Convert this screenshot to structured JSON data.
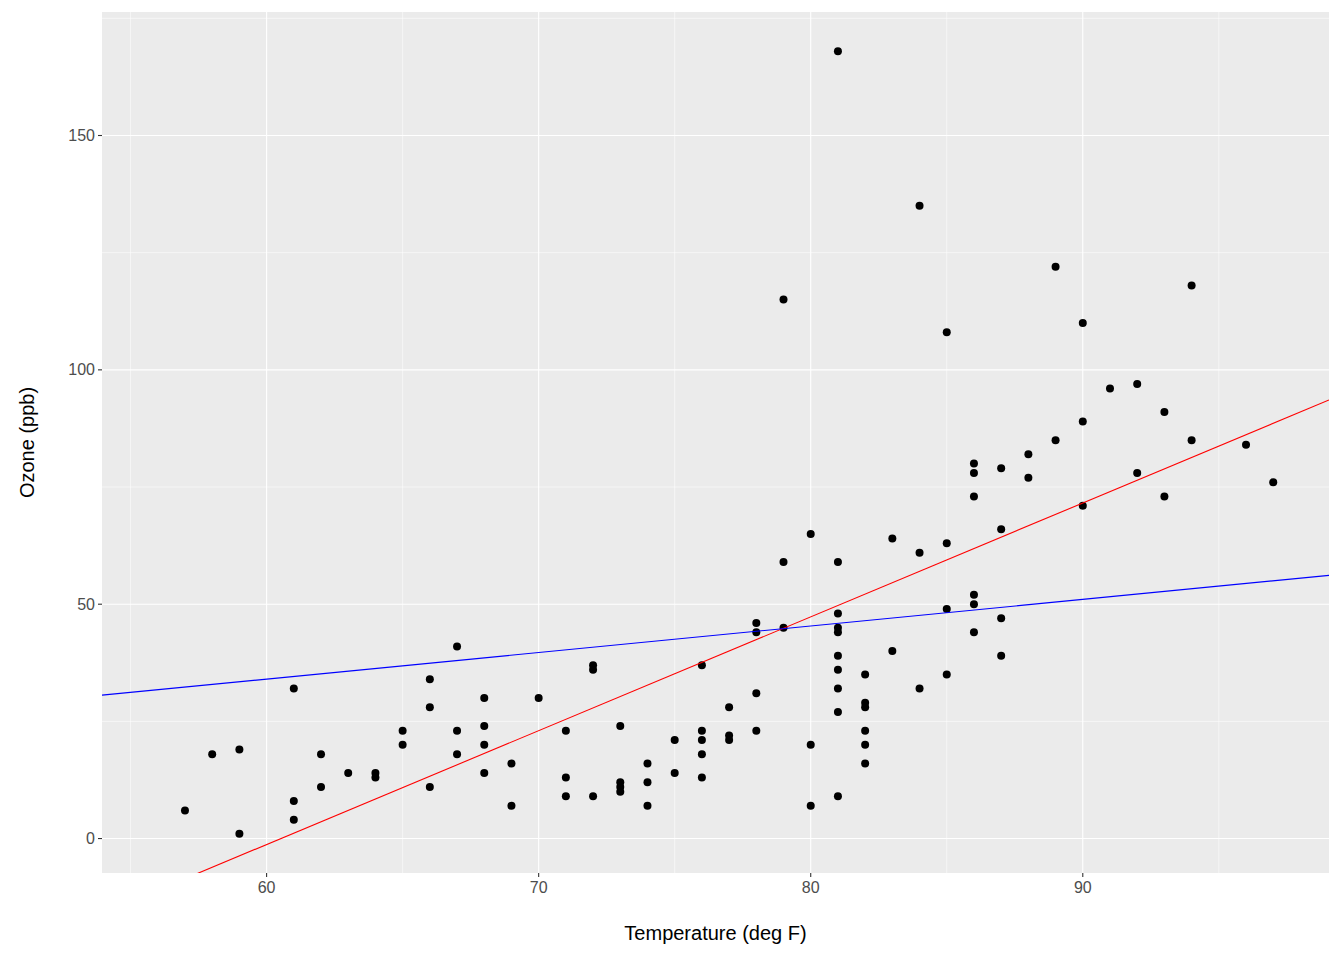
{
  "chart_data": {
    "type": "scatter",
    "x_label": "Temperature (deg F)",
    "y_label": "Ozone (ppb)",
    "xlim": [
      53.95,
      99.05
    ],
    "ylim": [
      -7.35,
      176.35
    ],
    "xticks": [
      60,
      70,
      80,
      90
    ],
    "yticks": [
      0,
      50,
      100,
      150
    ],
    "grid": true,
    "color": "#000000",
    "marker": "circle",
    "x": [
      57,
      58,
      59,
      59,
      61,
      61,
      61,
      62,
      62,
      63,
      64,
      64,
      65,
      65,
      66,
      66,
      66,
      67,
      67,
      67,
      68,
      68,
      68,
      68,
      69,
      69,
      70,
      71,
      71,
      71,
      72,
      72,
      72,
      73,
      73,
      73,
      73,
      74,
      74,
      74,
      75,
      75,
      76,
      76,
      76,
      76,
      76,
      77,
      77,
      77,
      78,
      78,
      78,
      78,
      79,
      79,
      79,
      80,
      80,
      80,
      81,
      81,
      81,
      81,
      81,
      81,
      81,
      81,
      81,
      81,
      82,
      82,
      82,
      82,
      82,
      82,
      83,
      83,
      84,
      84,
      84,
      85,
      85,
      85,
      85,
      86,
      86,
      86,
      86,
      86,
      86,
      87,
      87,
      87,
      87,
      88,
      88,
      89,
      89,
      90,
      90,
      90,
      91,
      92,
      92,
      93,
      93,
      94,
      94,
      96,
      97
    ],
    "values": [
      6,
      18,
      19,
      1,
      32,
      8,
      4,
      18,
      11,
      14,
      14,
      13,
      23,
      20,
      34,
      28,
      11,
      41,
      23,
      18,
      30,
      24,
      20,
      14,
      16,
      7,
      30,
      23,
      13,
      9,
      37,
      36,
      9,
      24,
      12,
      11,
      10,
      16,
      12,
      7,
      21,
      14,
      37,
      23,
      21,
      18,
      13,
      28,
      22,
      21,
      46,
      44,
      31,
      23,
      115,
      59,
      45,
      65,
      20,
      7,
      168,
      59,
      48,
      45,
      44,
      39,
      36,
      32,
      27,
      9,
      35,
      29,
      28,
      23,
      20,
      16,
      64,
      40,
      135,
      61,
      32,
      108,
      63,
      49,
      35,
      80,
      78,
      73,
      52,
      50,
      44,
      79,
      66,
      47,
      39,
      82,
      77,
      122,
      85,
      110,
      89,
      71,
      96,
      97,
      78,
      91,
      73,
      118,
      85,
      84,
      76
    ],
    "lines": [
      {
        "type": "line",
        "color": "#FF0000",
        "intercept": -146.995,
        "slope": 2.4287
      },
      {
        "type": "line",
        "color": "#0000FF",
        "intercept": 0,
        "slope": 0.567
      }
    ]
  }
}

####################

→ **TASK TO CARRY OUT**: Return all of the entries exactly as written, but drop any pictures they hold.

→ **TASK SOLUTION**:
Convert this screenshot to structured JSON data.
{
  "chart_data": {
    "type": "scatter",
    "x_label": "Temperature (deg F)",
    "y_label": "Ozone (ppb)",
    "xlim": [
      53.95,
      99.05
    ],
    "ylim": [
      -7.35,
      176.35
    ],
    "xticks": [
      60,
      70,
      80,
      90
    ],
    "yticks": [
      0,
      50,
      100,
      150
    ],
    "grid": true,
    "color": "#000000",
    "marker": "circle",
    "x": [
      57,
      58,
      59,
      59,
      61,
      61,
      61,
      62,
      62,
      63,
      64,
      64,
      65,
      65,
      66,
      66,
      66,
      67,
      67,
      67,
      68,
      68,
      68,
      68,
      69,
      69,
      70,
      71,
      71,
      71,
      72,
      72,
      72,
      73,
      73,
      73,
      73,
      74,
      74,
      74,
      75,
      75,
      76,
      76,
      76,
      76,
      76,
      77,
      77,
      77,
      78,
      78,
      78,
      78,
      79,
      79,
      79,
      80,
      80,
      80,
      81,
      81,
      81,
      81,
      81,
      81,
      81,
      81,
      81,
      81,
      82,
      82,
      82,
      82,
      82,
      82,
      83,
      83,
      84,
      84,
      84,
      85,
      85,
      85,
      85,
      86,
      86,
      86,
      86,
      86,
      86,
      87,
      87,
      87,
      87,
      88,
      88,
      89,
      89,
      90,
      90,
      90,
      91,
      92,
      92,
      93,
      93,
      94,
      94,
      96,
      97
    ],
    "values": [
      6,
      18,
      19,
      1,
      32,
      8,
      4,
      18,
      11,
      14,
      14,
      13,
      23,
      20,
      34,
      28,
      11,
      41,
      23,
      18,
      30,
      24,
      20,
      14,
      16,
      7,
      30,
      23,
      13,
      9,
      37,
      36,
      9,
      24,
      12,
      11,
      10,
      16,
      12,
      7,
      21,
      14,
      37,
      23,
      21,
      18,
      13,
      28,
      22,
      21,
      46,
      44,
      31,
      23,
      115,
      59,
      45,
      65,
      20,
      7,
      168,
      59,
      48,
      45,
      44,
      39,
      36,
      32,
      27,
      9,
      35,
      29,
      28,
      23,
      20,
      16,
      64,
      40,
      135,
      61,
      32,
      108,
      63,
      49,
      35,
      80,
      78,
      73,
      52,
      50,
      44,
      79,
      66,
      47,
      39,
      82,
      77,
      122,
      85,
      110,
      89,
      71,
      96,
      97,
      78,
      91,
      73,
      118,
      85,
      84,
      76
    ],
    "lines": [
      {
        "type": "line",
        "color": "#FF0000",
        "intercept": -146.995,
        "slope": 2.4287
      },
      {
        "type": "line",
        "color": "#0000FF",
        "intercept": 0,
        "slope": 0.567
      }
    ]
  }
}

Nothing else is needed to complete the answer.